## DIRECTIVE
Copy the records below exactly, leaving out any pictures.

- - - - -

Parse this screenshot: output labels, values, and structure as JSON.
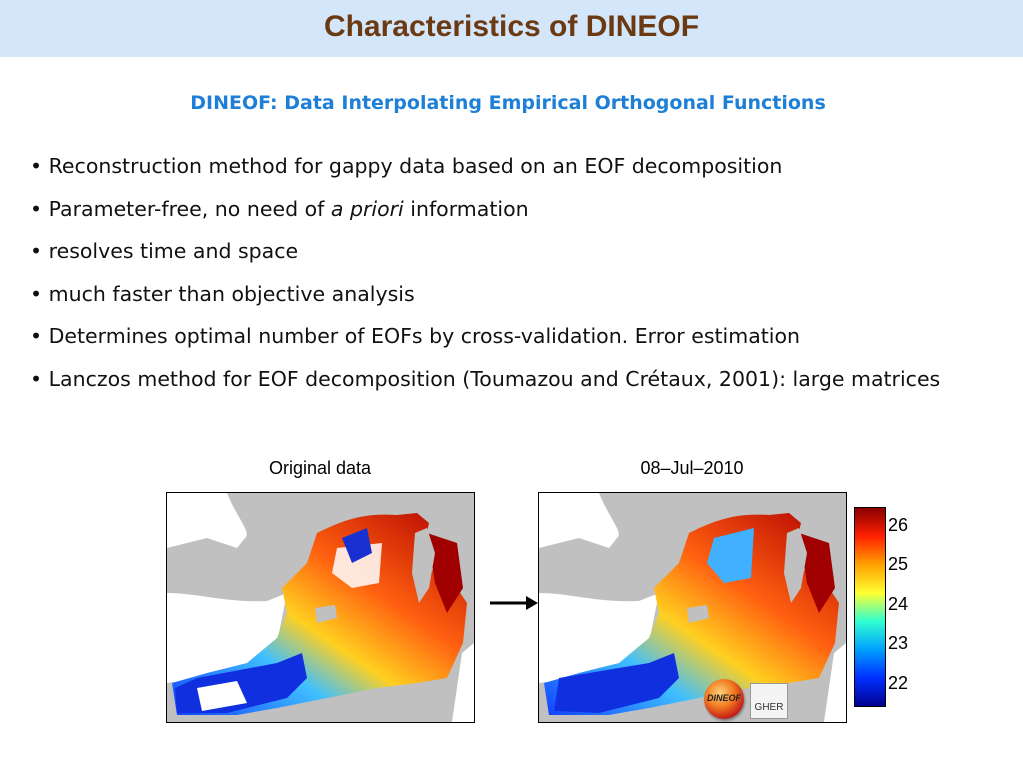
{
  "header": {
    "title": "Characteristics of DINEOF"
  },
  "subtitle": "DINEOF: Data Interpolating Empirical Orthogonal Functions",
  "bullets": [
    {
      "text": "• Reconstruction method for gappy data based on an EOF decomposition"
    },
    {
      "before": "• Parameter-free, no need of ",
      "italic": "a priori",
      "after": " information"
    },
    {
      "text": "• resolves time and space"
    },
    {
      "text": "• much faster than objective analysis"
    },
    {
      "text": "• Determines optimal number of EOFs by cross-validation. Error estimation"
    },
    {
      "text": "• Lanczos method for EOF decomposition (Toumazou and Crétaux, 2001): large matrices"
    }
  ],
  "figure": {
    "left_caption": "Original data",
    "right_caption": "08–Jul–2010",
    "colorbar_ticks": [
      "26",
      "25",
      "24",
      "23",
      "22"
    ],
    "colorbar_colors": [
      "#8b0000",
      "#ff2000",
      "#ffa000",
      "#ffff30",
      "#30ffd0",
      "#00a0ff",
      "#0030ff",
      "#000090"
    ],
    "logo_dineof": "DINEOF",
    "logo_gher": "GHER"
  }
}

- - - - -

## ANSWER TO THE PROBLEM
Parse this screenshot: output labels, values, and structure as JSON.
{
  "header": {
    "title": "Characteristics of DINEOF"
  },
  "subtitle": "DINEOF: Data Interpolating Empirical Orthogonal Functions",
  "bullets": [
    {
      "text": "• Reconstruction method for gappy data based on an EOF decomposition"
    },
    {
      "before": "• Parameter-free, no need of ",
      "italic": "a priori",
      "after": " information"
    },
    {
      "text": "• resolves time and space"
    },
    {
      "text": "• much faster than objective analysis"
    },
    {
      "text": "• Determines optimal number of EOFs by cross-validation. Error estimation"
    },
    {
      "text": "• Lanczos method for EOF decomposition (Toumazou and Crétaux, 2001): large matrices"
    }
  ],
  "figure": {
    "left_caption": "Original data",
    "right_caption": "08–Jul–2010",
    "colorbar_ticks": [
      "26",
      "25",
      "24",
      "23",
      "22"
    ],
    "colorbar_colors": [
      "#8b0000",
      "#ff2000",
      "#ffa000",
      "#ffff30",
      "#30ffd0",
      "#00a0ff",
      "#0030ff",
      "#000090"
    ],
    "logo_dineof": "DINEOF",
    "logo_gher": "GHER"
  }
}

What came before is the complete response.